# WHAT THIS TASK INVOLVES
Search the material for the string "name", then return every line where it is found.

· · · · ·

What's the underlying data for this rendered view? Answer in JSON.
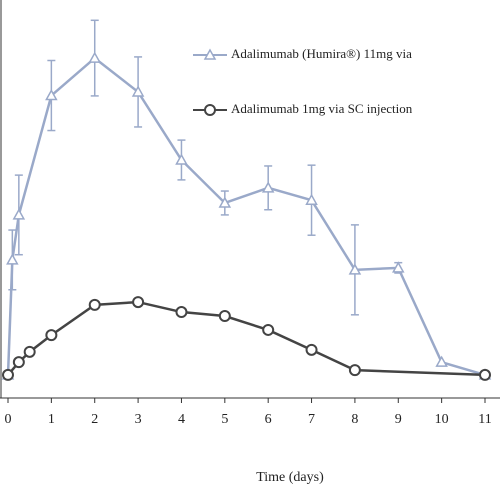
{
  "chart_data": {
    "type": "line",
    "xlabel": "Time (days)",
    "xlim": [
      0,
      11
    ],
    "xticks": [
      0,
      1,
      2,
      3,
      4,
      5,
      6,
      7,
      8,
      9,
      10,
      11
    ],
    "ylim": [
      0,
      10
    ],
    "series": [
      {
        "name": "Adalimumab (Humira®) 11mg via",
        "color": "#9aa9c9",
        "marker": "triangle",
        "x": [
          0,
          0.1,
          0.25,
          1,
          2,
          3,
          4,
          5,
          6,
          7,
          8,
          9,
          10,
          11
        ],
        "values": [
          0.58,
          3.47,
          4.6,
          7.6,
          8.54,
          7.69,
          5.98,
          4.9,
          5.28,
          4.97,
          3.22,
          3.27,
          0.9,
          0.58
        ],
        "errors": [
          0,
          0.75,
          1,
          0.88,
          0.95,
          0.88,
          0.5,
          0.3,
          0.55,
          0.88,
          1.13,
          0.13,
          0,
          0
        ]
      },
      {
        "name": "Adalimumab 1mg via SC injection",
        "color": "#444444",
        "marker": "circle",
        "x": [
          0,
          0.25,
          0.5,
          1,
          2,
          3,
          4,
          5,
          6,
          7,
          8,
          11
        ],
        "values": [
          0.58,
          0.9,
          1.16,
          1.58,
          2.34,
          2.41,
          2.16,
          2.06,
          1.71,
          1.21,
          0.7,
          0.58
        ]
      }
    ]
  }
}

· · · · ·

# COMPLETED EXERCISE
        "name": "Adalimumab (Humira®) 11mg via",
        "name": "Adalimumab 1mg via SC injection",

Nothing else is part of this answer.